| Task brief |
Rewrite the fisheries news release from "News Release" up to and including "of Science (AAAS)", changing "News Release" to "Press Release".

| Text segment |
==========
News Release

Paris Agreement target critical for preserving fisheries

Peer-Reviewed Publication

American Association for the Advancement of Science (AAAS)

Paris Agreement Target Critical for Preserving Fisheries

image: An infographic capturing carbon dioxide emissions over a decade and their effects on the catch potential of fisheries, by country. This material relates to a paper that appeared in the Dec.23, 2016, issue of <i>Science</i>, published by AAAS. The paper, by W.W.L. Cheung at The University of British Columbia in Vancouver, BC, Canada, and colleagues was titled, "Large benefits to marine fisheries of meeting the 1.5°C global warming target." view more 

Credit: Lindsay Lafreniere

Limiting temperature increases to 1.5°C over pre-industrial levels, as outlined in the Paris Agreement, will significantly minimize the impact of global warming on the catch potential of marine ecosystems and limit the turnover of harvested species, a new study reports. The results highlight the urgent need for the global community to adhere to the recommended target of 1.5°C, since hitting temperature increases of 3.5°C could result in an additional three-fold decline in marine biomass for the fishing industry. To better understand how different warming scenarios will impact marine ecosystems, William Cheung and colleagues analyzed data from 19 Earth system models, testing responses to situations where strong mitigation efforts are applied, or high emissions scenarios continue into the future. They applied their model to 892 species of exploited marine fishes and invertebrates. The results estimate that a warming increase of 3.5°C will decrease the maximum catch potential on a global level by 8%, compared to temperature increases of 1.5°C that will decrease maximum catch potential by 2.5%. Some regions will be hit significantly harder under the more dramatic warming condition, however; for example, the maximum catch potential may decrease as much as 47% in the Indo-Pacific region, which includes the Bay of Bengal, Gulf of Thailand, South China Sea, and Sulu-Celebes Sea. Species turnover can also vary depending on global temperatures changes, where, under 3.5°C increase conditions, species turnover is projected to be about 22% of the average species richness observed between 1950 and 1969, compared to 8% if warming is restricted to 1.5°C. The authors also highlight other region-specific projections. They note a few assumptions in their model, but emphasize that these, if anything, mean that their projections are an underestimation. A Perspective by Elizabeth A. Fulton discusses these results in greater detail.
==========
| Material provided |
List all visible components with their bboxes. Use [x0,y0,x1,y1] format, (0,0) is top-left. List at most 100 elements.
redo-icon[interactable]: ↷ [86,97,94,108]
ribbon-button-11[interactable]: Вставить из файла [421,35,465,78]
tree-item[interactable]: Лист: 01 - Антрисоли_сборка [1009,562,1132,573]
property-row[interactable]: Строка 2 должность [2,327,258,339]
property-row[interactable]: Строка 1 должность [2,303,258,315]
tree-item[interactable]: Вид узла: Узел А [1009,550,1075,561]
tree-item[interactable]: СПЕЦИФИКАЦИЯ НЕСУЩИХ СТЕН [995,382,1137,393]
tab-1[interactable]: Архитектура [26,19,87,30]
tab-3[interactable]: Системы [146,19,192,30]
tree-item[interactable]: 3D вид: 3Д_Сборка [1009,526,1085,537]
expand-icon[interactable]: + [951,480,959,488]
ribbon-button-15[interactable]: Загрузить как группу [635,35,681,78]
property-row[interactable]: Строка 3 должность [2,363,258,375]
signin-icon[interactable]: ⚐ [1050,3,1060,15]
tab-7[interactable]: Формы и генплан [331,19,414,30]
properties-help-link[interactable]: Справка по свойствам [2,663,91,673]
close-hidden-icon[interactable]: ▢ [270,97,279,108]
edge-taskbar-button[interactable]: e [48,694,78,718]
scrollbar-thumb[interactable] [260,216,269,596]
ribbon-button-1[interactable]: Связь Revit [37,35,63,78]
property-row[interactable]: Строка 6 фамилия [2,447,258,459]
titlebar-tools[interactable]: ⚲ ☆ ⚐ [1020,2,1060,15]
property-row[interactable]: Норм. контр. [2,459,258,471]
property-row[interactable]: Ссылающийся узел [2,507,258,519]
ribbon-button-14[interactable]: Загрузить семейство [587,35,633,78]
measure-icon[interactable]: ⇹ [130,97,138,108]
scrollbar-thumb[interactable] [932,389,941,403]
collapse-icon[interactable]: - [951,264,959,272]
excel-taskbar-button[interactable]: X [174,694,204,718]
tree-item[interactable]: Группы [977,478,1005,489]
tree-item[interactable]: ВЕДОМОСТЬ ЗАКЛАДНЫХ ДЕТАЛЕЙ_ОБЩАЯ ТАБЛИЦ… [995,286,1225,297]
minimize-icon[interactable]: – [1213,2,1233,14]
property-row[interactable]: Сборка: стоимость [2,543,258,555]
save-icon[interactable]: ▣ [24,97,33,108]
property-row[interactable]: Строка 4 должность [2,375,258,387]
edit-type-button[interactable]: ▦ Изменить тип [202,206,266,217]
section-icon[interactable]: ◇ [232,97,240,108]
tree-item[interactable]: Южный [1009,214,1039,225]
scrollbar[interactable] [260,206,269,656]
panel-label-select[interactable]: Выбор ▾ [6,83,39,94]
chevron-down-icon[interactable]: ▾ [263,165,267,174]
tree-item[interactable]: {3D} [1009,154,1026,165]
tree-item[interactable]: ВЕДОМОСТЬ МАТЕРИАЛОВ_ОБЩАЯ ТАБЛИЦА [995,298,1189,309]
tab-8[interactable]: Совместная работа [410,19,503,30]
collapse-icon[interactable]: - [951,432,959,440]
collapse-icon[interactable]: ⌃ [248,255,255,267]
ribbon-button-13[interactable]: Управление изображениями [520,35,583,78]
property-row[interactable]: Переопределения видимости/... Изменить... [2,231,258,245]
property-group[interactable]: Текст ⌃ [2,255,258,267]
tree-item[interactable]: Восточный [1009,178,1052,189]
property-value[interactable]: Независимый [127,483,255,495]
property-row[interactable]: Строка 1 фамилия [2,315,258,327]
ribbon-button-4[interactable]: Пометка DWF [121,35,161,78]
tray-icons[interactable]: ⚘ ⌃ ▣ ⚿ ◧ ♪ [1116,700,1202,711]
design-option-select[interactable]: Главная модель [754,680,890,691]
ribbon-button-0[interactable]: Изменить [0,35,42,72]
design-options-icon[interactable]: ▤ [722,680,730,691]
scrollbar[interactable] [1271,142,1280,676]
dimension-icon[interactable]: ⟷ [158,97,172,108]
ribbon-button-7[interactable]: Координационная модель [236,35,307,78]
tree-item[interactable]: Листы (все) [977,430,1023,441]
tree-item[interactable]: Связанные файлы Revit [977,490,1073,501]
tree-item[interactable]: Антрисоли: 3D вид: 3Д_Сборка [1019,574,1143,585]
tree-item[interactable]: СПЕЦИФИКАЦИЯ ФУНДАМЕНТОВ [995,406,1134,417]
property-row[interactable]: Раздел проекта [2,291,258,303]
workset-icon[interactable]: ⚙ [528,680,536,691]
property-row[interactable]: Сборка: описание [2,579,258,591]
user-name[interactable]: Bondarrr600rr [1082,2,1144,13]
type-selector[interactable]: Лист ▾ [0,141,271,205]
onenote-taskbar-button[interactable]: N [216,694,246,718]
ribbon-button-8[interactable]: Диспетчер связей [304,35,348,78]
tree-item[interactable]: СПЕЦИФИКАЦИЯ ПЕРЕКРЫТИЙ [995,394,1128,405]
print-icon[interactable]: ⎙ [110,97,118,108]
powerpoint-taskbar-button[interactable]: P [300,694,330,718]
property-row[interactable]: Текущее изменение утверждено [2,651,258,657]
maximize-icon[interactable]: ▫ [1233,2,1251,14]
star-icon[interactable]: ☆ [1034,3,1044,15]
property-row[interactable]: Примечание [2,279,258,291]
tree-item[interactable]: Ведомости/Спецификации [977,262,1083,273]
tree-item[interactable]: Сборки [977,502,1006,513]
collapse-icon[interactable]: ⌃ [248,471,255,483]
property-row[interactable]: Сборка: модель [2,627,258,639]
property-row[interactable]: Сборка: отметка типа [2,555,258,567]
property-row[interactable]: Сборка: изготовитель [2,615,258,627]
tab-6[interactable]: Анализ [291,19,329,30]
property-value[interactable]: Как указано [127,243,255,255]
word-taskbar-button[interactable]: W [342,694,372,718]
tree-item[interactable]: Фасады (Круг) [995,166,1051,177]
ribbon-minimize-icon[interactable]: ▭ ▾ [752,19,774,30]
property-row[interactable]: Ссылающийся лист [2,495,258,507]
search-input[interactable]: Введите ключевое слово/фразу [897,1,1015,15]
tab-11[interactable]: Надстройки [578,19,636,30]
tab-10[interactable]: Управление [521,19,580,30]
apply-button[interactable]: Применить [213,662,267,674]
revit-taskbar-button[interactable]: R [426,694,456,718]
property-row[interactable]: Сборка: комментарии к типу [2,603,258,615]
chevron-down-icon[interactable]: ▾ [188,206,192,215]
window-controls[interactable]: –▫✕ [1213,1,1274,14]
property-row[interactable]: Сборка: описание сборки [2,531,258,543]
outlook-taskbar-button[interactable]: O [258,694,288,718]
==========
| Answer section |
Press Release

Paris Agreement target critical for preserving fisheries

Peer-Reviewed Publication

American Association for the Advancement of Science (AAAS)